**AIM OF THE TASK**
Reproduce all of the data below without alteration; exclude every picture.

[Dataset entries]
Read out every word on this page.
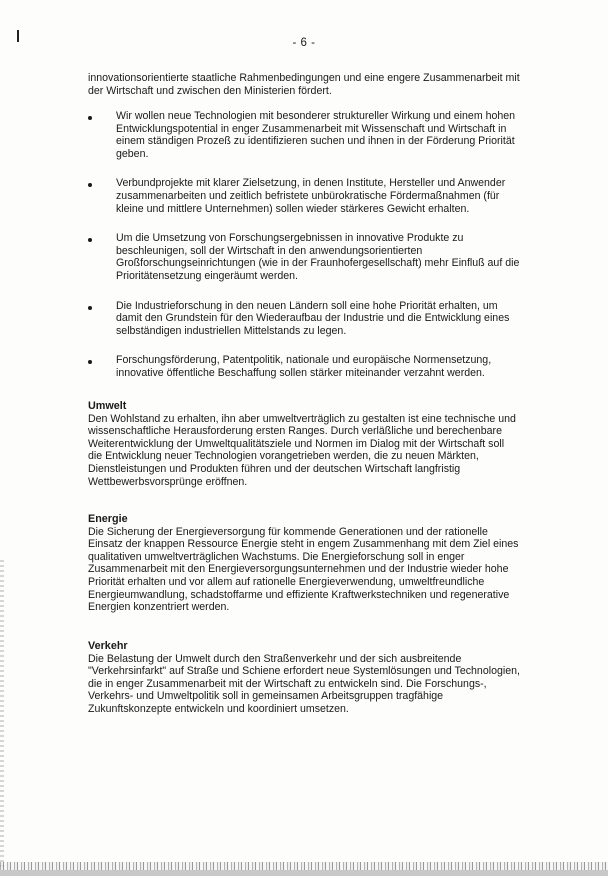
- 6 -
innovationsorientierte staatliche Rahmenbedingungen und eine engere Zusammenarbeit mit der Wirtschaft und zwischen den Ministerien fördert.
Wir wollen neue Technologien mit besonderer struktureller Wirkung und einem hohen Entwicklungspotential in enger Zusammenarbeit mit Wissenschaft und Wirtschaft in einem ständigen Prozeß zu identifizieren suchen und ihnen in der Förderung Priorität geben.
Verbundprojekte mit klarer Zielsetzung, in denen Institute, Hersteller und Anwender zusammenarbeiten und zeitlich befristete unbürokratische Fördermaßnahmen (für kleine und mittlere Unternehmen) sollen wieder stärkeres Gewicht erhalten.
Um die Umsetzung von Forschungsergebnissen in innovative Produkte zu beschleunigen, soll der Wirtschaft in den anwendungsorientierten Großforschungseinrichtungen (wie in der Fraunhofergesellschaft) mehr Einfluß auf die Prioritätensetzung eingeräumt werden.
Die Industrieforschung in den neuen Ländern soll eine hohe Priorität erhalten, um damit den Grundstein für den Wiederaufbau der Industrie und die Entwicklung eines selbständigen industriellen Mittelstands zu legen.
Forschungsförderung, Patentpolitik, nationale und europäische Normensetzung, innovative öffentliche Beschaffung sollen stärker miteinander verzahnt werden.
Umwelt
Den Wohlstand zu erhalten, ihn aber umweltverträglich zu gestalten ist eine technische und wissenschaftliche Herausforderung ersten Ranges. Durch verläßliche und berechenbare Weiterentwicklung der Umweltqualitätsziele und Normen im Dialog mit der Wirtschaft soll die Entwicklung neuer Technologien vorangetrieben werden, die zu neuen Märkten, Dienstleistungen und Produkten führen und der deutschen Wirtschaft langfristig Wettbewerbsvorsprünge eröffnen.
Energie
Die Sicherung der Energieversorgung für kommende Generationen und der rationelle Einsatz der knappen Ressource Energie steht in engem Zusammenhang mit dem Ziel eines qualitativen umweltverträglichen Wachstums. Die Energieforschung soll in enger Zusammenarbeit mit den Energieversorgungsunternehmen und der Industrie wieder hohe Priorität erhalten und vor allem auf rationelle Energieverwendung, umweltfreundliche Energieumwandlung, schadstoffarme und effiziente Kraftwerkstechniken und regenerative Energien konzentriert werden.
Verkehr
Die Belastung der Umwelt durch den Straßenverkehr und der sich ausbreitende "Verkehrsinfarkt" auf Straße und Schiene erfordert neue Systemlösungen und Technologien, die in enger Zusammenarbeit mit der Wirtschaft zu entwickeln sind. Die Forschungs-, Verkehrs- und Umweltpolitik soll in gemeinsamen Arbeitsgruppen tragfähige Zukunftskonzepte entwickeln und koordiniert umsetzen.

**FINAL RESULT**
Read out every word on this page.
- 6 -
innovationsorientierte staatliche Rahmenbedingungen und eine engere Zusammenarbeit mit der Wirtschaft und zwischen den Ministerien fördert.
Wir wollen neue Technologien mit besonderer struktureller Wirkung und einem hohen Entwicklungspotential in enger Zusammenarbeit mit Wissenschaft und Wirtschaft in einem ständigen Prozeß zu identifizieren suchen und ihnen in der Förderung Priorität geben.
Verbundprojekte mit klarer Zielsetzung, in denen Institute, Hersteller und Anwender zusammenarbeiten und zeitlich befristete unbürokratische Fördermaßnahmen (für kleine und mittlere Unternehmen) sollen wieder stärkeres Gewicht erhalten.
Um die Umsetzung von Forschungsergebnissen in innovative Produkte zu beschleunigen, soll der Wirtschaft in den anwendungsorientierten Großforschungseinrichtungen (wie in der Fraunhofergesellschaft) mehr Einfluß auf die Prioritätensetzung eingeräumt werden.
Die Industrieforschung in den neuen Ländern soll eine hohe Priorität erhalten, um damit den Grundstein für den Wiederaufbau der Industrie und die Entwicklung eines selbständigen industriellen Mittelstands zu legen.
Forschungsförderung, Patentpolitik, nationale und europäische Normensetzung, innovative öffentliche Beschaffung sollen stärker miteinander verzahnt werden.
Umwelt
Den Wohlstand zu erhalten, ihn aber umweltverträglich zu gestalten ist eine technische und wissenschaftliche Herausforderung ersten Ranges. Durch verläßliche und berechenbare Weiterentwicklung der Umweltqualitätsziele und Normen im Dialog mit der Wirtschaft soll die Entwicklung neuer Technologien vorangetrieben werden, die zu neuen Märkten, Dienstleistungen und Produkten führen und der deutschen Wirtschaft langfristig Wettbewerbsvorsprünge eröffnen.
Energie
Die Sicherung der Energieversorgung für kommende Generationen und der rationelle Einsatz der knappen Ressource Energie steht in engem Zusammenhang mit dem Ziel eines qualitativen umweltverträglichen Wachstums. Die Energieforschung soll in enger Zusammenarbeit mit den Energieversorgungsunternehmen und der Industrie wieder hohe Priorität erhalten und vor allem auf rationelle Energieverwendung, umweltfreundliche Energieumwandlung, schadstoffarme und effiziente Kraftwerkstechniken und regenerative Energien konzentriert werden.
Verkehr
Die Belastung der Umwelt durch den Straßenverkehr und der sich ausbreitende "Verkehrsinfarkt" auf Straße und Schiene erfordert neue Systemlösungen und Technologien, die in enger Zusammenarbeit mit der Wirtschaft zu entwickeln sind. Die Forschungs-, Verkehrs- und Umweltpolitik soll in gemeinsamen Arbeitsgruppen tragfähige Zukunftskonzepte entwickeln und koordiniert umsetzen.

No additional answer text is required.